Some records
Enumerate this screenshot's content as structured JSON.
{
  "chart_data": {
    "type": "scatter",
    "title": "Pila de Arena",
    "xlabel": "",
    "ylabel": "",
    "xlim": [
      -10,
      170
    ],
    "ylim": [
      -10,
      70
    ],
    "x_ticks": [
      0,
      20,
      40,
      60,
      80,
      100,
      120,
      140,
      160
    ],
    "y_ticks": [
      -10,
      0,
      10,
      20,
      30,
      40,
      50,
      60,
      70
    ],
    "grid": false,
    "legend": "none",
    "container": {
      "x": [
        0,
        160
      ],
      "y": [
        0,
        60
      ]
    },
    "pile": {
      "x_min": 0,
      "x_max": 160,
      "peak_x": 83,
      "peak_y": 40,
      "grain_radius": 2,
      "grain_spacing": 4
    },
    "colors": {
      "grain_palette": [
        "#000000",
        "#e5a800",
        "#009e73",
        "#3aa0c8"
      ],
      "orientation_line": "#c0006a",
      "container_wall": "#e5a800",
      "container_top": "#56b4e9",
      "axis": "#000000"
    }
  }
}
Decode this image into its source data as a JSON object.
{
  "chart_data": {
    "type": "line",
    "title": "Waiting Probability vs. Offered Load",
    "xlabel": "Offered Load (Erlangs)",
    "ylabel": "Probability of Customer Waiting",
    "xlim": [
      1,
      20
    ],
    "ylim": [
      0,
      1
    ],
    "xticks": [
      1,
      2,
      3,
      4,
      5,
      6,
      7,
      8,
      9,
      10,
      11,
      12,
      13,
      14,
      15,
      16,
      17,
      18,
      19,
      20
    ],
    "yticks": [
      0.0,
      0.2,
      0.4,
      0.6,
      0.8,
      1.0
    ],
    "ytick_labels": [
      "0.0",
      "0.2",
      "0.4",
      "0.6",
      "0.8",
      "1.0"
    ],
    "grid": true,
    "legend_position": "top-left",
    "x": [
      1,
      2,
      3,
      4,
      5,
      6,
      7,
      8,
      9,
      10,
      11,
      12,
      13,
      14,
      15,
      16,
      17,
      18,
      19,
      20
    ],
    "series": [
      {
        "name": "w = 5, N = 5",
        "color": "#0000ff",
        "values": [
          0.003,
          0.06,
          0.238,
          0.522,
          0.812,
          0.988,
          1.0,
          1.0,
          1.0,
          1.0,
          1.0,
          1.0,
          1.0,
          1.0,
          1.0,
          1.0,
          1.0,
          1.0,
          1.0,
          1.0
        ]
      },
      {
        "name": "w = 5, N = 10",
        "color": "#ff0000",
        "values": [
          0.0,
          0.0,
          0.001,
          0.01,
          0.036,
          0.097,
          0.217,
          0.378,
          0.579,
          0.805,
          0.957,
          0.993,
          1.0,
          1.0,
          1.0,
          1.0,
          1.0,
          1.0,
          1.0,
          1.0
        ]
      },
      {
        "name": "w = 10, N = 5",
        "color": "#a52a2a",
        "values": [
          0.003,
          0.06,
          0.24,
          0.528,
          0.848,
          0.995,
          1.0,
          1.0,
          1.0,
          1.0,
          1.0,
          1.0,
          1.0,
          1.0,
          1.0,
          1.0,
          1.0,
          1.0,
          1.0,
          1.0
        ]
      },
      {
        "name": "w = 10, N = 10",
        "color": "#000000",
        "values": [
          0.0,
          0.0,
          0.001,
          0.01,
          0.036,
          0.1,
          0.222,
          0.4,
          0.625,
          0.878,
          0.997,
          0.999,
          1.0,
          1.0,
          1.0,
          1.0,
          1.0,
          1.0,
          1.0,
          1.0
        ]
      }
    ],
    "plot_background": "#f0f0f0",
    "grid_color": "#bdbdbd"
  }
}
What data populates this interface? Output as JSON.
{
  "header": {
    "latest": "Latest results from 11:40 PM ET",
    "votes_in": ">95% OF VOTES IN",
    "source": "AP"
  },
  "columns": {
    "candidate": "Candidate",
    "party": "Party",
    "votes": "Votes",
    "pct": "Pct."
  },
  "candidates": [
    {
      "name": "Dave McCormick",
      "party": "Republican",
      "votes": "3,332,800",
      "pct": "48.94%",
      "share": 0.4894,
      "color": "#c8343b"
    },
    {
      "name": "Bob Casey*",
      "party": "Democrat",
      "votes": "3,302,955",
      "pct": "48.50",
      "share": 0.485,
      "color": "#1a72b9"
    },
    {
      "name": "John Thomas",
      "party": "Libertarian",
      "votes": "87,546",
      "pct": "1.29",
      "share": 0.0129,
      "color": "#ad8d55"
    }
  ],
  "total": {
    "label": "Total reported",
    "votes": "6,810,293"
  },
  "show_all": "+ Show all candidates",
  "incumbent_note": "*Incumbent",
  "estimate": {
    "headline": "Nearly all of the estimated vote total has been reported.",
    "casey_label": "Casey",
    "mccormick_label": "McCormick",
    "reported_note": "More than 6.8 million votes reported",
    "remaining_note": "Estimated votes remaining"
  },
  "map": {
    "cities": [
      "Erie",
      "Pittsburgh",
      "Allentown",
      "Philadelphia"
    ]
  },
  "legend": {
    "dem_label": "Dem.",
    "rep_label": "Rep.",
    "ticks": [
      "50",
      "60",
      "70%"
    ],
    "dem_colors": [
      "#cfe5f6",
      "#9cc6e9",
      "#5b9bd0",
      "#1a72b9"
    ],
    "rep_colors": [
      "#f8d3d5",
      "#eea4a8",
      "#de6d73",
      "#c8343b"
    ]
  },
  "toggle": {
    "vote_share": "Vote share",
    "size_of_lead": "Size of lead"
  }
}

STATED EXERCISE: Track down every line of the material containing the string "name", and copy it.

ANSWER IN FULL:
        "name": "w = 5, N = 5",
        "name": "w = 5, N = 10",
        "name": "w = 10, N = 5",
        "name": "w = 10, N = 10",
      "name": "Dave McCormick",
      "name": "Bob Casey*",
      "name": "John Thomas",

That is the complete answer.